• **WORK TO DO**
Write out all the lines again, precisely as they stand, but without the images.

[BEGIN]

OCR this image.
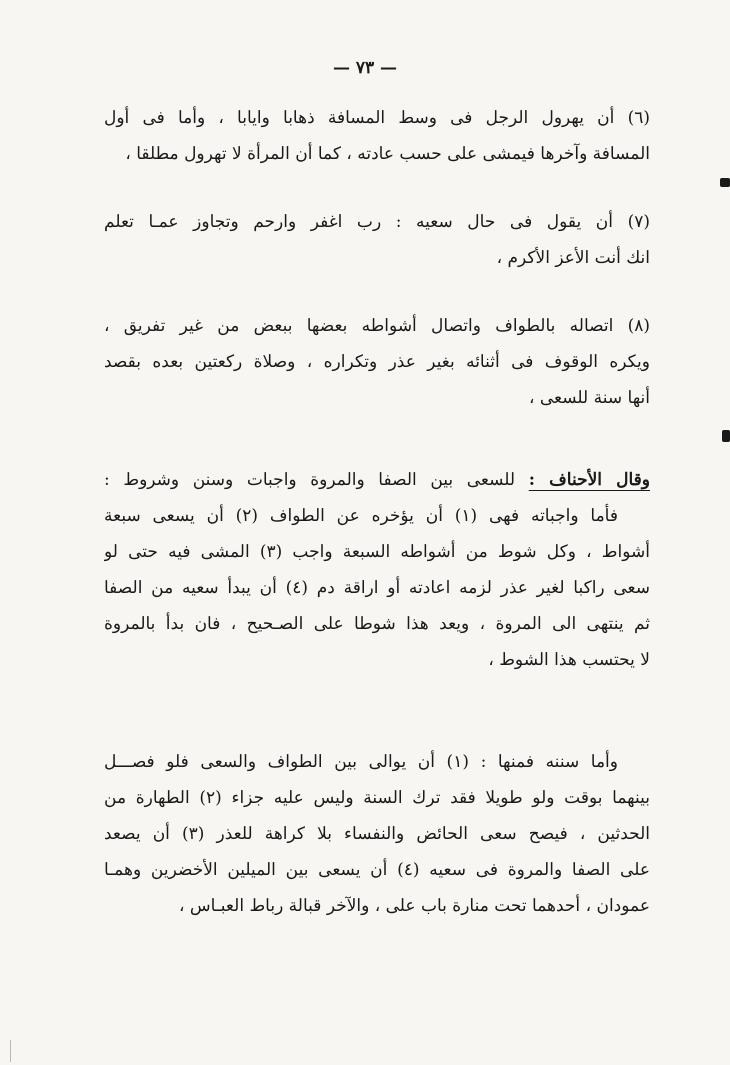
— ٧٣ —
(٦) أن يهرول الرجل فى وسط المسافة ذهابا وايابا ، وأما فى أول
المسافة وآخرها فيمشى على حسب عادته ، كما أن المرأة لا تهرول مطلقا ،
(٧) أن يقول فى حال سعيه : رب اغفر وارحم وتجاوز عمـا تعلم
انك أنت الأعز الأكرم ،
(٨) اتصاله بالطواف واتصال أشواطه بعضها ببعض من غير تفريق ،
ويكره الوقوف فى أثنائه بغير عذر وتكراره ، وصلاة ركعتين بعده بقصد
أنها سنة للسعى ،
وقال الأحناف : للسعى بين الصفا والمروة واجبات وسنن وشروط :
فأما واجباته فهى (١) أن يؤخره عن الطواف (٢) أن يسعى سبعة
أشواط ، وكل شوط من أشواطه السبعة واجب (٣) المشى فيه حتى لو
سعى راكبا لغير عذر لزمه اعادته أو اراقة دم (٤) أن يبدأ سعيه من الصفا
ثم ينتهى الى المروة ، ويعد هذا شوطا على الصـحيح ، فان بدأ بالمروة
لا يحتسب هذا الشوط ،
وأما سننه فمنها : (١) أن يوالى بين الطواف والسعى فلو فصـــل
بينهما بوقت ولو طويلا فقد ترك السنة وليس عليه جزاء (٢) الطهارة من
الحدثين ، فيصح سعى الحائض والنفساء بلا كراهة للعذر (٣) أن يصعد
على الصفا والمروة فى سعيه (٤) أن يسعى بين الميلين الأخضرين وهمـا
عمودان ، أحدهما تحت منارة باب على ، والآخر قبالة رباط العبـاس ،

[END]

• **RESPONSE BELOW**
OCR this image.
— ٧٣ —
(٦) أن يهرول الرجل فى وسط المسافة ذهابا وايابا ، وأما فى أول
المسافة وآخرها فيمشى على حسب عادته ، كما أن المرأة لا تهرول مطلقا ،
(٧) أن يقول فى حال سعيه : رب اغفر وارحم وتجاوز عمـا تعلم
انك أنت الأعز الأكرم ،
(٨) اتصاله بالطواف واتصال أشواطه بعضها ببعض من غير تفريق ،
ويكره الوقوف فى أثنائه بغير عذر وتكراره ، وصلاة ركعتين بعده بقصد
أنها سنة للسعى ،
وقال الأحناف : للسعى بين الصفا والمروة واجبات وسنن وشروط :
فأما واجباته فهى (١) أن يؤخره عن الطواف (٢) أن يسعى سبعة
أشواط ، وكل شوط من أشواطه السبعة واجب (٣) المشى فيه حتى لو
سعى راكبا لغير عذر لزمه اعادته أو اراقة دم (٤) أن يبدأ سعيه من الصفا
ثم ينتهى الى المروة ، ويعد هذا شوطا على الصـحيح ، فان بدأ بالمروة
لا يحتسب هذا الشوط ،
وأما سننه فمنها : (١) أن يوالى بين الطواف والسعى فلو فصـــل
بينهما بوقت ولو طويلا فقد ترك السنة وليس عليه جزاء (٢) الطهارة من
الحدثين ، فيصح سعى الحائض والنفساء بلا كراهة للعذر (٣) أن يصعد
على الصفا والمروة فى سعيه (٤) أن يسعى بين الميلين الأخضرين وهمـا
عمودان ، أحدهما تحت منارة باب على ، والآخر قبالة رباط العبـاس ،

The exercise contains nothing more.